• **Task directions**: Everything in the listing except the pictures should be written out exactly.

• **Input**:

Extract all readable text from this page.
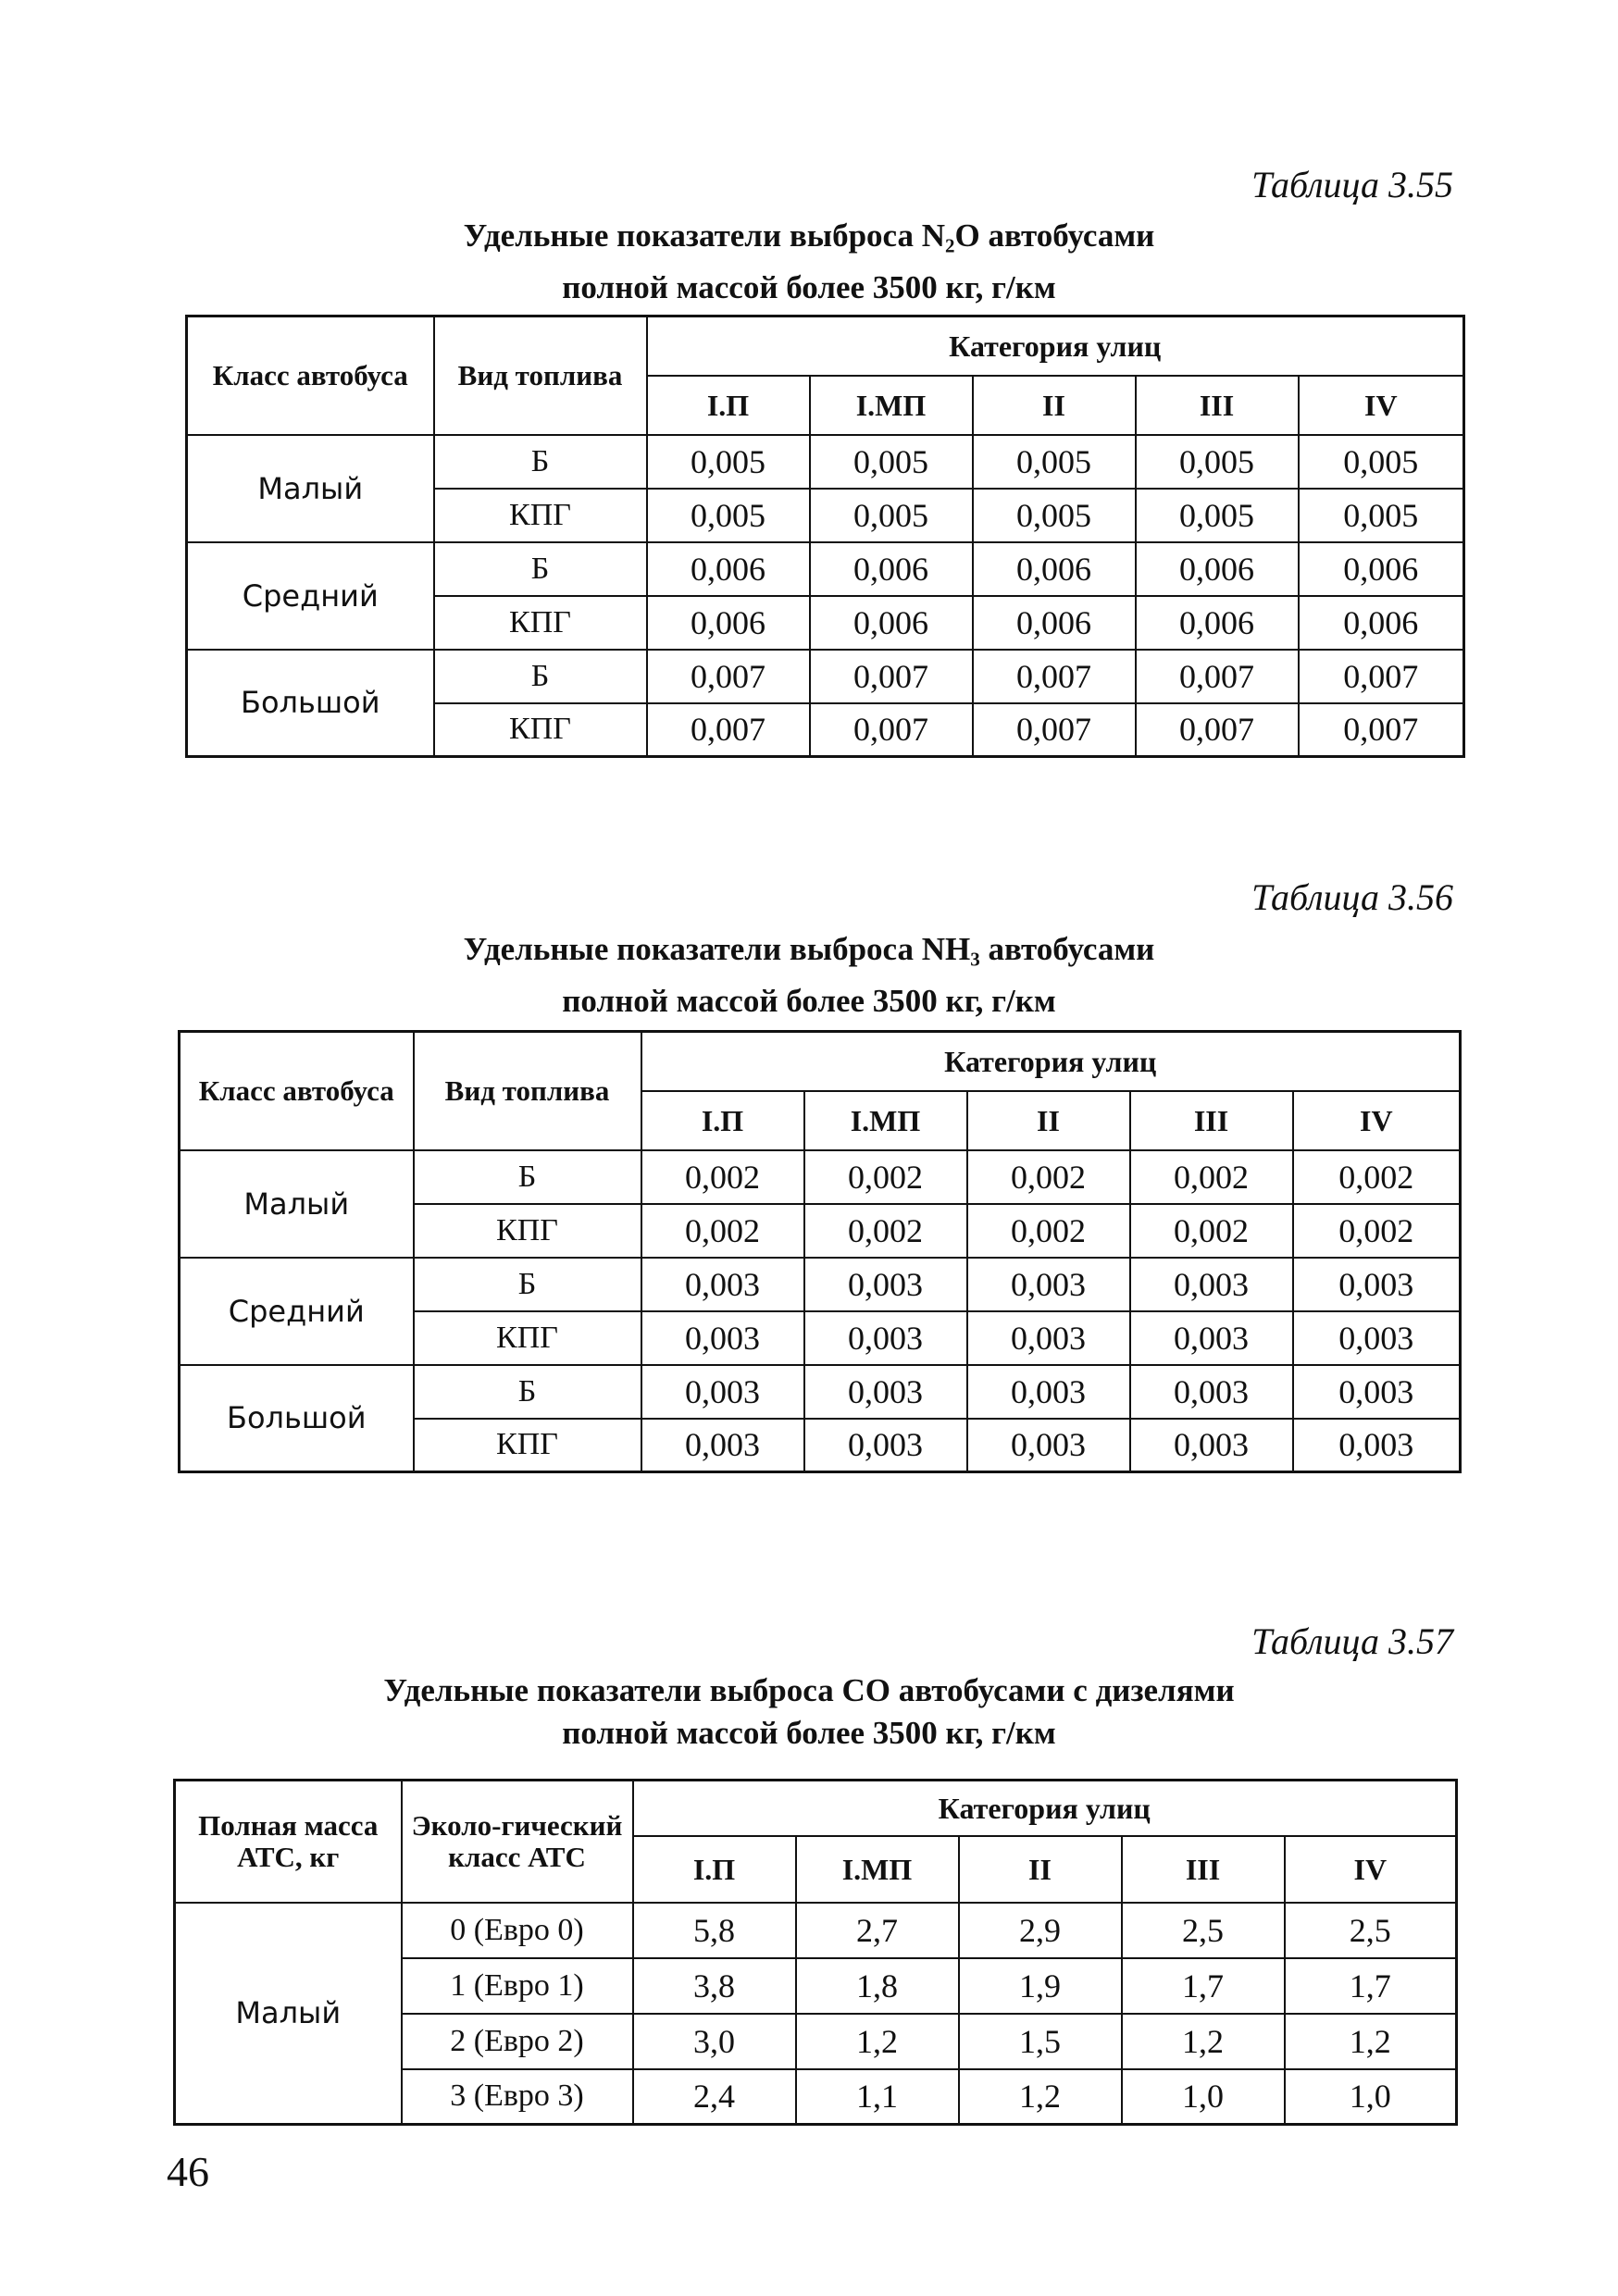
Таблица 3.55
Удельные показатели выброса $N_2O$ автобусами
полной массой более 3500 кг, г/км
Класс автобуса	Вид топлива	Категория улиц				
		I.П	I.МП	II	III	IV
Малый	Б	0,005	0,005	0,005	0,005	0,005
	КПГ	0,005	0,005	0,005	0,005	0,005
Средний	Б	0,006	0,006	0,006	0,006	0,006
	КПГ	0,006	0,006	0,006	0,006	0,006
Большой	Б	0,007	0,007	0,007	0,007	0,007
	КПГ	0,007	0,007	0,007	0,007	0,007
Таблица 3.56
Удельные показатели выброса $NH_3$ автобусами
полной массой более 3500 кг, г/км
Класс автобуса	Вид топлива	Категория улиц				
		I.П	I.МП	II	III	IV
Малый	Б	0,002	0,002	0,002	0,002	0,002
	КПГ	0,002	0,002	0,002	0,002	0,002
Средний	Б	0,003	0,003	0,003	0,003	0,003
	КПГ	0,003	0,003	0,003	0,003	0,003
Большой	Б	0,003	0,003	0,003	0,003	0,003
	КПГ	0,003	0,003	0,003	0,003	0,003
Таблица 3.57
Удельные показатели выброса СО автобусами с дизелями
полной массой более 3500 кг, г/км
Полная масса АТС, кг	Эколо-гический класс АТС	Категория улиц				
		I.П	I.МП	II	III	IV
Малый	0 (Евро 0)	5,8	2,7	2,9	2,5	2,5
	1 (Евро 1)	3,8	1,8	1,9	1,7	1,7
	2 (Евро 2)	3,0	1,2	1,5	1,2	1,2
	3 (Евро 3)	2,4	1,1	1,2	1,0	1,0
46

• **Right answer**:
Extract all readable text from this page.
Таблица 3.55
Удельные показатели выброса $N_2O$ автобусами
полной массой более 3500 кг, г/км
Класс автобуса	Вид топлива	Категория улиц				
		I.П	I.МП	II	III	IV
Малый	Б	0,005	0,005	0,005	0,005	0,005
	КПГ	0,005	0,005	0,005	0,005	0,005
Средний	Б	0,006	0,006	0,006	0,006	0,006
	КПГ	0,006	0,006	0,006	0,006	0,006
Большой	Б	0,007	0,007	0,007	0,007	0,007
	КПГ	0,007	0,007	0,007	0,007	0,007
Таблица 3.56
Удельные показатели выброса $NH_3$ автобусами
полной массой более 3500 кг, г/км
Класс автобуса	Вид топлива	Категория улиц				
		I.П	I.МП	II	III	IV
Малый	Б	0,002	0,002	0,002	0,002	0,002
	КПГ	0,002	0,002	0,002	0,002	0,002
Средний	Б	0,003	0,003	0,003	0,003	0,003
	КПГ	0,003	0,003	0,003	0,003	0,003
Большой	Б	0,003	0,003	0,003	0,003	0,003
	КПГ	0,003	0,003	0,003	0,003	0,003
Таблица 3.57
Удельные показатели выброса СО автобусами с дизелями
полной массой более 3500 кг, г/км
Полная масса АТС, кг	Эколо-гический класс АТС	Категория улиц				
		I.П	I.МП	II	III	IV
Малый	0 (Евро 0)	5,8	2,7	2,9	2,5	2,5
	1 (Евро 1)	3,8	1,8	1,9	1,7	1,7
	2 (Евро 2)	3,0	1,2	1,5	1,2	1,2
	3 (Евро 3)	2,4	1,1	1,2	1,0	1,0
46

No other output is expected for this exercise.